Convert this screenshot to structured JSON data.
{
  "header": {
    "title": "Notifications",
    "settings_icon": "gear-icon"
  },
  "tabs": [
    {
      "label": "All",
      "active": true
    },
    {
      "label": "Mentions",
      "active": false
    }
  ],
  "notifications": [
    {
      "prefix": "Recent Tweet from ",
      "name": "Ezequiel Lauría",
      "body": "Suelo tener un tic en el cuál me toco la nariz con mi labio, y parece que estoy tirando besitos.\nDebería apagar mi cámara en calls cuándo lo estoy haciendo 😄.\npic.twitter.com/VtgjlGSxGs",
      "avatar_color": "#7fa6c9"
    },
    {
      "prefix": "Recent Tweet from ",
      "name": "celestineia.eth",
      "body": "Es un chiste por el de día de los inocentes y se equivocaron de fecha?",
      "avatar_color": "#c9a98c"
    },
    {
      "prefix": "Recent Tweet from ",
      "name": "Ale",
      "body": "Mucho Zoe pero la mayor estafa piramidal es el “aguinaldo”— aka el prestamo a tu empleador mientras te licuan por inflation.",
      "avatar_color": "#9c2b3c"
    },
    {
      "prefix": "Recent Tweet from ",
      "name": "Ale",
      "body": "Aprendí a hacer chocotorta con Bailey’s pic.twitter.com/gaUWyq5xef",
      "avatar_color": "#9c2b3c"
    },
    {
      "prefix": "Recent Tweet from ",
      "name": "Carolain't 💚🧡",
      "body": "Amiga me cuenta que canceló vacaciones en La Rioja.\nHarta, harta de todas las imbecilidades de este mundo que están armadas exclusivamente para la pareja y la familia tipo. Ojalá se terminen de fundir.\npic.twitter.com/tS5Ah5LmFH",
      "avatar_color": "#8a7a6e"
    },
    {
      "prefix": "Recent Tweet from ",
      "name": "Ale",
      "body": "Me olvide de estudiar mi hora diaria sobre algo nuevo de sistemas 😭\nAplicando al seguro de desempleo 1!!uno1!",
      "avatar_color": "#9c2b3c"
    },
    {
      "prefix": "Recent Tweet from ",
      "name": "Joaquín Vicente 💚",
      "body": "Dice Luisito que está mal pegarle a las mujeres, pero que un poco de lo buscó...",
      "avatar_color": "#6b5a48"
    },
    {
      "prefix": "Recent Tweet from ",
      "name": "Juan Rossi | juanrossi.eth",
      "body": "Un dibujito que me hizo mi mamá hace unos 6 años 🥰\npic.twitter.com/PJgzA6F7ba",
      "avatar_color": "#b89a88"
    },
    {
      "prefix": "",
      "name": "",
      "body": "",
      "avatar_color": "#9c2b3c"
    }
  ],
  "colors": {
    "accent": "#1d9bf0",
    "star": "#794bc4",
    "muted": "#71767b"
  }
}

**Given task**
Reproduce the data in its entirety, matching each character.

**Full response**
Convert this screenshot to structured JSON data.
{
  "header": {
    "title": "Notifications",
    "settings_icon": "gear-icon"
  },
  "tabs": [
    {
      "label": "All",
      "active": true
    },
    {
      "label": "Mentions",
      "active": false
    }
  ],
  "notifications": [
    {
      "prefix": "Recent Tweet from ",
      "name": "Ezequiel Lauría",
      "body": "Suelo tener un tic en el cuál me toco la nariz con mi labio, y parece que estoy tirando besitos.\nDebería apagar mi cámara en calls cuándo lo estoy haciendo 😄.\npic.twitter.com/VtgjlGSxGs",
      "avatar_color": "#7fa6c9"
    },
    {
      "prefix": "Recent Tweet from ",
      "name": "celestineia.eth",
      "body": "Es un chiste por el de día de los inocentes y se equivocaron de fecha?",
      "avatar_color": "#c9a98c"
    },
    {
      "prefix": "Recent Tweet from ",
      "name": "Ale",
      "body": "Mucho Zoe pero la mayor estafa piramidal es el “aguinaldo”— aka el prestamo a tu empleador mientras te licuan por inflation.",
      "avatar_color": "#9c2b3c"
    },
    {
      "prefix": "Recent Tweet from ",
      "name": "Ale",
      "body": "Aprendí a hacer chocotorta con Bailey’s pic.twitter.com/gaUWyq5xef",
      "avatar_color": "#9c2b3c"
    },
    {
      "prefix": "Recent Tweet from ",
      "name": "Carolain't 💚🧡",
      "body": "Amiga me cuenta que canceló vacaciones en La Rioja.\nHarta, harta de todas las imbecilidades de este mundo que están armadas exclusivamente para la pareja y la familia tipo. Ojalá se terminen de fundir.\npic.twitter.com/tS5Ah5LmFH",
      "avatar_color": "#8a7a6e"
    },
    {
      "prefix": "Recent Tweet from ",
      "name": "Ale",
      "body": "Me olvide de estudiar mi hora diaria sobre algo nuevo de sistemas 😭\nAplicando al seguro de desempleo 1!!uno1!",
      "avatar_color": "#9c2b3c"
    },
    {
      "prefix": "Recent Tweet from ",
      "name": "Joaquín Vicente 💚",
      "body": "Dice Luisito que está mal pegarle a las mujeres, pero que un poco de lo buscó...",
      "avatar_color": "#6b5a48"
    },
    {
      "prefix": "Recent Tweet from ",
      "name": "Juan Rossi | juanrossi.eth",
      "body": "Un dibujito que me hizo mi mamá hace unos 6 años 🥰\npic.twitter.com/PJgzA6F7ba",
      "avatar_color": "#b89a88"
    },
    {
      "prefix": "",
      "name": "",
      "body": "",
      "avatar_color": "#9c2b3c"
    }
  ],
  "colors": {
    "accent": "#1d9bf0",
    "star": "#794bc4",
    "muted": "#71767b"
  }
}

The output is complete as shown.